--- BEGIN ---
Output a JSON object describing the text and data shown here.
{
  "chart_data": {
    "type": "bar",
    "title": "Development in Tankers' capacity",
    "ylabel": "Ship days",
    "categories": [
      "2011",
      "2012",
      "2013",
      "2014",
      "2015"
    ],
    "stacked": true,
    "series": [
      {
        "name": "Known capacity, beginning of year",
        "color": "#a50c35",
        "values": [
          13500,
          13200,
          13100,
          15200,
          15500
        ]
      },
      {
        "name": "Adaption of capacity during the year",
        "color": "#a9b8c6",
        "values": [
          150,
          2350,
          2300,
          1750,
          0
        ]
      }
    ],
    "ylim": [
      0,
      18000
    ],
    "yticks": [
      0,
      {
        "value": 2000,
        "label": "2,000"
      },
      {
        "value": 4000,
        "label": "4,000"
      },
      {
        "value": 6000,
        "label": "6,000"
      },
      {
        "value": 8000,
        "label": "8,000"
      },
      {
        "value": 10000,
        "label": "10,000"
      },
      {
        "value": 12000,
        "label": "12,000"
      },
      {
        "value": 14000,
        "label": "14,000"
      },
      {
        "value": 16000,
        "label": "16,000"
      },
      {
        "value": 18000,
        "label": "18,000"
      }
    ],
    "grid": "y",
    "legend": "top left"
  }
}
--- END ---
--- BEGIN ---
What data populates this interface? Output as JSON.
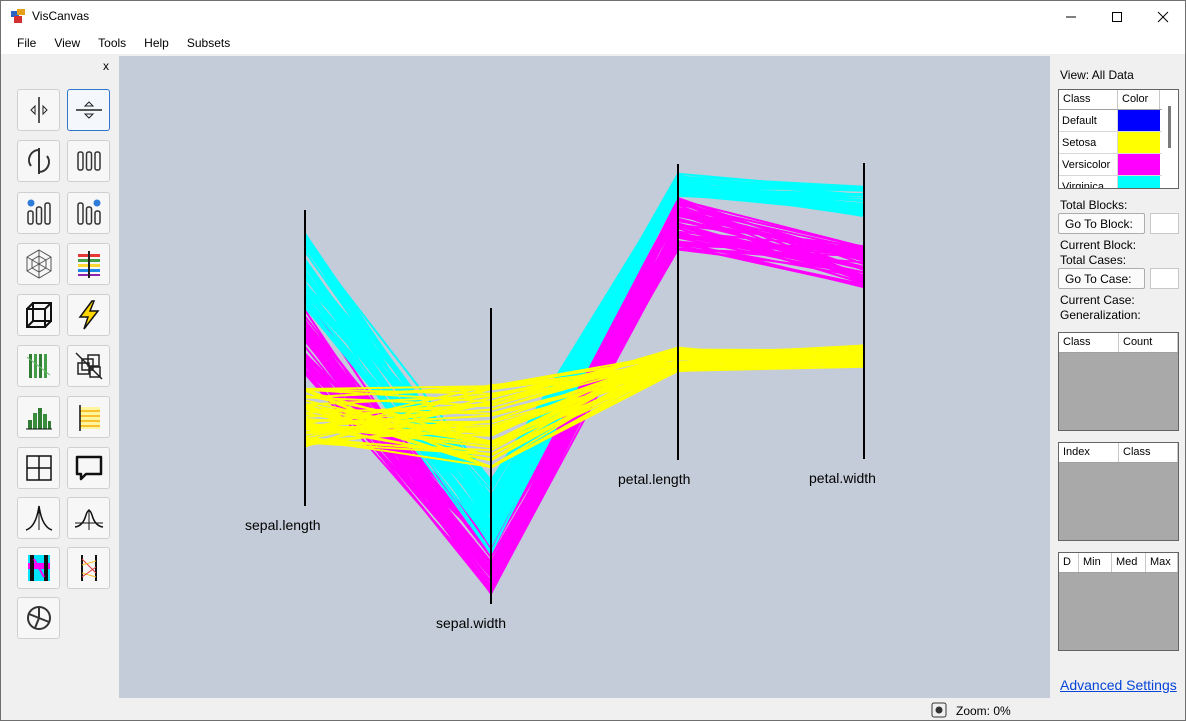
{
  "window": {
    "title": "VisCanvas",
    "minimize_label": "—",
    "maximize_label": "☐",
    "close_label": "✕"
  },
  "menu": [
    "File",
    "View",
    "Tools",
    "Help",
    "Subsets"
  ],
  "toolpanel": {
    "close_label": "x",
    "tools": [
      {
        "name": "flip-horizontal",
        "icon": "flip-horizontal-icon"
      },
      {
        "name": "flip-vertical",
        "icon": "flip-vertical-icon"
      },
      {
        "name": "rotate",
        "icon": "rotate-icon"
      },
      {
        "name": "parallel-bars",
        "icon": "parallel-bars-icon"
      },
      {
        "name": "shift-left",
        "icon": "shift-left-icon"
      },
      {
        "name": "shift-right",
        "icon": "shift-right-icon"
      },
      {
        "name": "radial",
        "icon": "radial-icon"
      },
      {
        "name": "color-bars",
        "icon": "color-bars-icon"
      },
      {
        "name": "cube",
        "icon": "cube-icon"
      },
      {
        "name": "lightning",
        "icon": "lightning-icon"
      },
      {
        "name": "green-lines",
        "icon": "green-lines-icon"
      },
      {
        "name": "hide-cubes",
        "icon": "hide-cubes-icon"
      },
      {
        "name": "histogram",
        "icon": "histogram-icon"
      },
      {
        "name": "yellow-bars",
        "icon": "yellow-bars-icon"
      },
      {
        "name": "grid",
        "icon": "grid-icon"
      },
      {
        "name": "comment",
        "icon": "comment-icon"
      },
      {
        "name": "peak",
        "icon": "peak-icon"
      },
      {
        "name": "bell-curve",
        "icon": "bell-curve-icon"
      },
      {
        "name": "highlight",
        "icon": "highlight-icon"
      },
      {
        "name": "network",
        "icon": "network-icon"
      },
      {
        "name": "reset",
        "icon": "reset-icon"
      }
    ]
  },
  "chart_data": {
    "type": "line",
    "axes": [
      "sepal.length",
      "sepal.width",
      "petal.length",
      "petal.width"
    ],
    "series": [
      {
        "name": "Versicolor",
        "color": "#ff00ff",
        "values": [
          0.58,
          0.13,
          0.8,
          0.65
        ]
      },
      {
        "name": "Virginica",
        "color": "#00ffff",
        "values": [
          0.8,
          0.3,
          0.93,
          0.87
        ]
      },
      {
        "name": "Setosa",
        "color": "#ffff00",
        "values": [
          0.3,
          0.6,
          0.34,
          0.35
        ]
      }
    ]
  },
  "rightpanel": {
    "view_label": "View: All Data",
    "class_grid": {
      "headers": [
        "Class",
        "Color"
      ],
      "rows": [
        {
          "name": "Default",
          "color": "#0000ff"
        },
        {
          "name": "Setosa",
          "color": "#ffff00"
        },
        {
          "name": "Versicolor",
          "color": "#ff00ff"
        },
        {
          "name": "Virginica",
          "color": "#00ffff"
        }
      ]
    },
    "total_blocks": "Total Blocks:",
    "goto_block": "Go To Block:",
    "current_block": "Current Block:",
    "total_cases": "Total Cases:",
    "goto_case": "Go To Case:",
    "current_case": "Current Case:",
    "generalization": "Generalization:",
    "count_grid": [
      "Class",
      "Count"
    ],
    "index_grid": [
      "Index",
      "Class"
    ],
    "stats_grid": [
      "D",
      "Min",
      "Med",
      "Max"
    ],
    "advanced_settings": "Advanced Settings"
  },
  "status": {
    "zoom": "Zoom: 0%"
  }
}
--- END ---
--- BEGIN ---
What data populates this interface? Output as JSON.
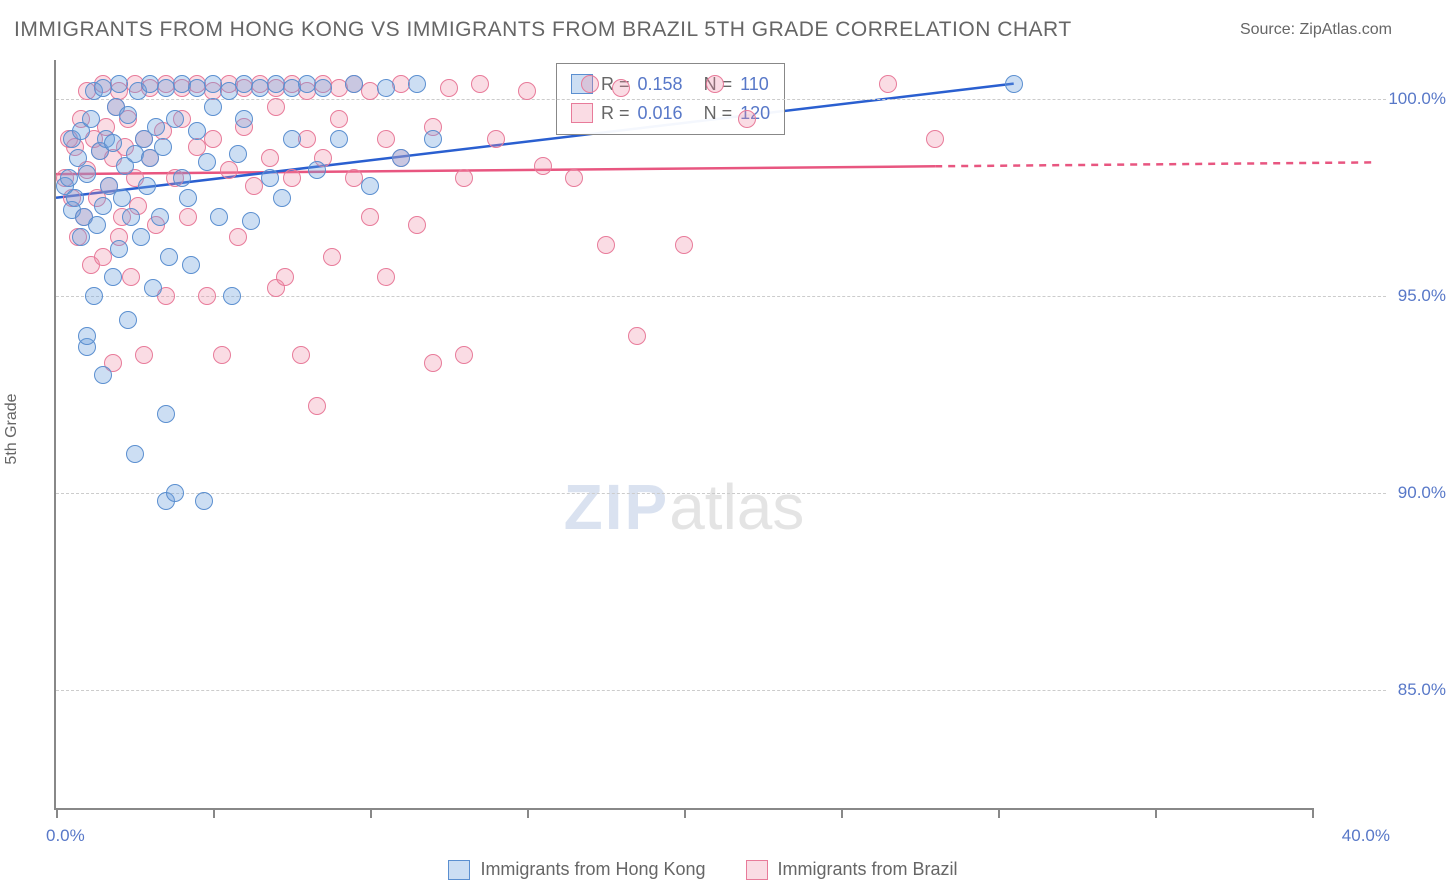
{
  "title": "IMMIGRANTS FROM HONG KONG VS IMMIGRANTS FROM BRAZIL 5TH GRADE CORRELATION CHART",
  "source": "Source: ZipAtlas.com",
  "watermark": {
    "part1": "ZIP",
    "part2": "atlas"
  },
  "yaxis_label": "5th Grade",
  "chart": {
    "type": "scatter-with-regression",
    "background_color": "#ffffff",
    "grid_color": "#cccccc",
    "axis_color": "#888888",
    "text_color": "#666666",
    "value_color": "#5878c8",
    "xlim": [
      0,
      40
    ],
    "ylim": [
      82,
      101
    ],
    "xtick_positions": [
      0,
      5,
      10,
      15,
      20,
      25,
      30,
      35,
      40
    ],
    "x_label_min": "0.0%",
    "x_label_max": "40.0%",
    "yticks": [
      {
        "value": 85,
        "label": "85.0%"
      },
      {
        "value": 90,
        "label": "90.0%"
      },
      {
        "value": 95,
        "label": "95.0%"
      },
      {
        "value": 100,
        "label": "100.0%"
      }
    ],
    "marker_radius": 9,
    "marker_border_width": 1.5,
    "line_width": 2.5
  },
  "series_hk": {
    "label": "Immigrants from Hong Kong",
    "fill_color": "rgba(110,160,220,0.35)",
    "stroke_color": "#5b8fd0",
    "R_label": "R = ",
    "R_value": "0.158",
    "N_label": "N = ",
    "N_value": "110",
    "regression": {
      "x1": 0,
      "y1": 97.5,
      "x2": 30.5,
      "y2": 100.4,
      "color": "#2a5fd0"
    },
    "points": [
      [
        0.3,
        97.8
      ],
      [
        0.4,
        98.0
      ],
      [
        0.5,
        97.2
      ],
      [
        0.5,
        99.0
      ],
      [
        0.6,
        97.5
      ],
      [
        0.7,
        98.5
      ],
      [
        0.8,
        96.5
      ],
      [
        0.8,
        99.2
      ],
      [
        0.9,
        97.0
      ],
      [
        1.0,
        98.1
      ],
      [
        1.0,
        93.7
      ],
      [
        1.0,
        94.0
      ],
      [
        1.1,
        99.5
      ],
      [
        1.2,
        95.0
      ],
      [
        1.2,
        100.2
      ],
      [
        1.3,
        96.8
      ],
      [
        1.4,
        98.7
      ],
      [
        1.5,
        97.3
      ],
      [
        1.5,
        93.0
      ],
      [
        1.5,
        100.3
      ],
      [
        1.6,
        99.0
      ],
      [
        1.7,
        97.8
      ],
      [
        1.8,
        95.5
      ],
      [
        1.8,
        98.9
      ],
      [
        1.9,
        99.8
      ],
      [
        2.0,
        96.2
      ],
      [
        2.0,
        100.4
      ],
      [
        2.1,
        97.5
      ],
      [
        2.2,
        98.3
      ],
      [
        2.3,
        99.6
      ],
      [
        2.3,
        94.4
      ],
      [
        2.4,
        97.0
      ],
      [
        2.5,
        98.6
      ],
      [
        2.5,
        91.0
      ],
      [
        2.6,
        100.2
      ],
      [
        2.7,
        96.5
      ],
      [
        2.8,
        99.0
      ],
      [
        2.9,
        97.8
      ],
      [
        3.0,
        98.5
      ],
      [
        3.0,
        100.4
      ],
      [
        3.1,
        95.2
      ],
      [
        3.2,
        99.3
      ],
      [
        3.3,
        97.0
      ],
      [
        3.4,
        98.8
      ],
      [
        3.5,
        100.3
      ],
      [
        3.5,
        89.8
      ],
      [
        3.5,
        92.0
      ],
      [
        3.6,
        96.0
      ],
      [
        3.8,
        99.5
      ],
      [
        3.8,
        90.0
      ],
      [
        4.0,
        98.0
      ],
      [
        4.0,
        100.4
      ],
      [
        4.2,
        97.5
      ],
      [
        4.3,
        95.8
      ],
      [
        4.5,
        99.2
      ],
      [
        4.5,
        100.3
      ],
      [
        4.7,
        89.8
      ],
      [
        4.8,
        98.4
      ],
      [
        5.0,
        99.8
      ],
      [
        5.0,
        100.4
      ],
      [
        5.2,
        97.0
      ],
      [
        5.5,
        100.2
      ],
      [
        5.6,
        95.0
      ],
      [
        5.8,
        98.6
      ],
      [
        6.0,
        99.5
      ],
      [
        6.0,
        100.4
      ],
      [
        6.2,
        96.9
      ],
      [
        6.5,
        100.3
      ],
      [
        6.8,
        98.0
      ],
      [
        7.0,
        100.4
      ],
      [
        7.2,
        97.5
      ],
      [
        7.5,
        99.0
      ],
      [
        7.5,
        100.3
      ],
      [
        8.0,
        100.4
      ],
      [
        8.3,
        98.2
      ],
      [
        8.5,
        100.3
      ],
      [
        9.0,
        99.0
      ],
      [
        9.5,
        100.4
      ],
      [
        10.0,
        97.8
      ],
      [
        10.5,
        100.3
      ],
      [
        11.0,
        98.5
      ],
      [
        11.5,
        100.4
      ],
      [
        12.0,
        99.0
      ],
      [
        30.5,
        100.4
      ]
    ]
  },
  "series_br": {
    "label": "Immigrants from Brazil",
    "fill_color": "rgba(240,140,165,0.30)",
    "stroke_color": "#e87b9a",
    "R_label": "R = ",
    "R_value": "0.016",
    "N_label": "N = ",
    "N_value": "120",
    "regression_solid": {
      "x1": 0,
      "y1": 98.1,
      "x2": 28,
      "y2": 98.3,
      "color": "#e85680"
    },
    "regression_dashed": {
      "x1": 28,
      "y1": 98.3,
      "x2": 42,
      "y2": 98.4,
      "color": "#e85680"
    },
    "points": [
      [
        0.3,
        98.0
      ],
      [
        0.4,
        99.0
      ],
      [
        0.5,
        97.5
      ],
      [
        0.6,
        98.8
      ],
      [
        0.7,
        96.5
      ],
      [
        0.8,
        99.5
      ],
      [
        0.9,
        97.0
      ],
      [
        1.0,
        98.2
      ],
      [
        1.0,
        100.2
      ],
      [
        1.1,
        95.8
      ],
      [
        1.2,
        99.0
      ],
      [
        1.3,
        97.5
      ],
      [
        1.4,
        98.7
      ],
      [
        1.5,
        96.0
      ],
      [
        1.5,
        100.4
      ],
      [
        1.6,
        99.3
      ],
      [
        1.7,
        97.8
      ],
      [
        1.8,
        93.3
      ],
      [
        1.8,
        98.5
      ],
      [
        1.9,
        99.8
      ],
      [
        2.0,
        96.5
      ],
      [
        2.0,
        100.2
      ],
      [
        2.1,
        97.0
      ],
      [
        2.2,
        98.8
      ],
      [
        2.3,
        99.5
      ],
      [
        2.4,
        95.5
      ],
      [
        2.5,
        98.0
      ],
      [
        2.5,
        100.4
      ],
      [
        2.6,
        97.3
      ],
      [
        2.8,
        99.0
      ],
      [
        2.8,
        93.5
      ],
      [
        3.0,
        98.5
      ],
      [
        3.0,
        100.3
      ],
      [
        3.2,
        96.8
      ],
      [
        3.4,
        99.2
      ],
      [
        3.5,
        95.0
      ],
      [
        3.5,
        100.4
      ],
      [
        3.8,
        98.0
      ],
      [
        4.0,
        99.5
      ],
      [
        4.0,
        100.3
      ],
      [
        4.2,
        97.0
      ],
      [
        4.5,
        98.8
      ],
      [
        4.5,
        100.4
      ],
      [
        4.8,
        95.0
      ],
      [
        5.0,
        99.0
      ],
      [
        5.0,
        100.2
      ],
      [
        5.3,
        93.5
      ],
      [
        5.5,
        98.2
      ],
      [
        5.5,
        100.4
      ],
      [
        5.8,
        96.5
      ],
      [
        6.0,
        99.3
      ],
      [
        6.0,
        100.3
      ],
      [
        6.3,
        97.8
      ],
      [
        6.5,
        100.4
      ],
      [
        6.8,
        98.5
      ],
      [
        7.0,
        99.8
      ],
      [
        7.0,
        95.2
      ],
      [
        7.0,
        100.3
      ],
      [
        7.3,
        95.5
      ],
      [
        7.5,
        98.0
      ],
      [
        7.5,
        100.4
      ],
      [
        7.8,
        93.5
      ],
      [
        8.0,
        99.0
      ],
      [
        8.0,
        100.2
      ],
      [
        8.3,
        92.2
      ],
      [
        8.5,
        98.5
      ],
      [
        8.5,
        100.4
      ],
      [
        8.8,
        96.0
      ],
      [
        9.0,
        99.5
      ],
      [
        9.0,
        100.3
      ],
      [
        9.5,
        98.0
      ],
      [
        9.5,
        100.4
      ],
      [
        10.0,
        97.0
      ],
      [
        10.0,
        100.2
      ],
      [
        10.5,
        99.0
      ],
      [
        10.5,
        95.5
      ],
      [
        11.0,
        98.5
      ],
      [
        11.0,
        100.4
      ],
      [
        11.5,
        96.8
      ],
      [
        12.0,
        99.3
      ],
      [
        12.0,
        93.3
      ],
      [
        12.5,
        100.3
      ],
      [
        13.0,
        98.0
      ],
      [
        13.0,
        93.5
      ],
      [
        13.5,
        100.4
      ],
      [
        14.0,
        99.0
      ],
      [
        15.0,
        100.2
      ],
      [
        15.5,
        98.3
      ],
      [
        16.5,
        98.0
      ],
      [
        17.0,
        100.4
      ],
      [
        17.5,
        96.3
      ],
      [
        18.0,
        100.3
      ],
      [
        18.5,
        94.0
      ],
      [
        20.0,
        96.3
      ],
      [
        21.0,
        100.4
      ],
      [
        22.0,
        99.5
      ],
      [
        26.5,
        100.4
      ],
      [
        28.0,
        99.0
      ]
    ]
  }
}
--- END ---
WORK TO COMPLETE: Gather all lines with the string "curve" from the data.

REPLY:
        "name": "bell-curve",
        "icon": "bell-curve-icon"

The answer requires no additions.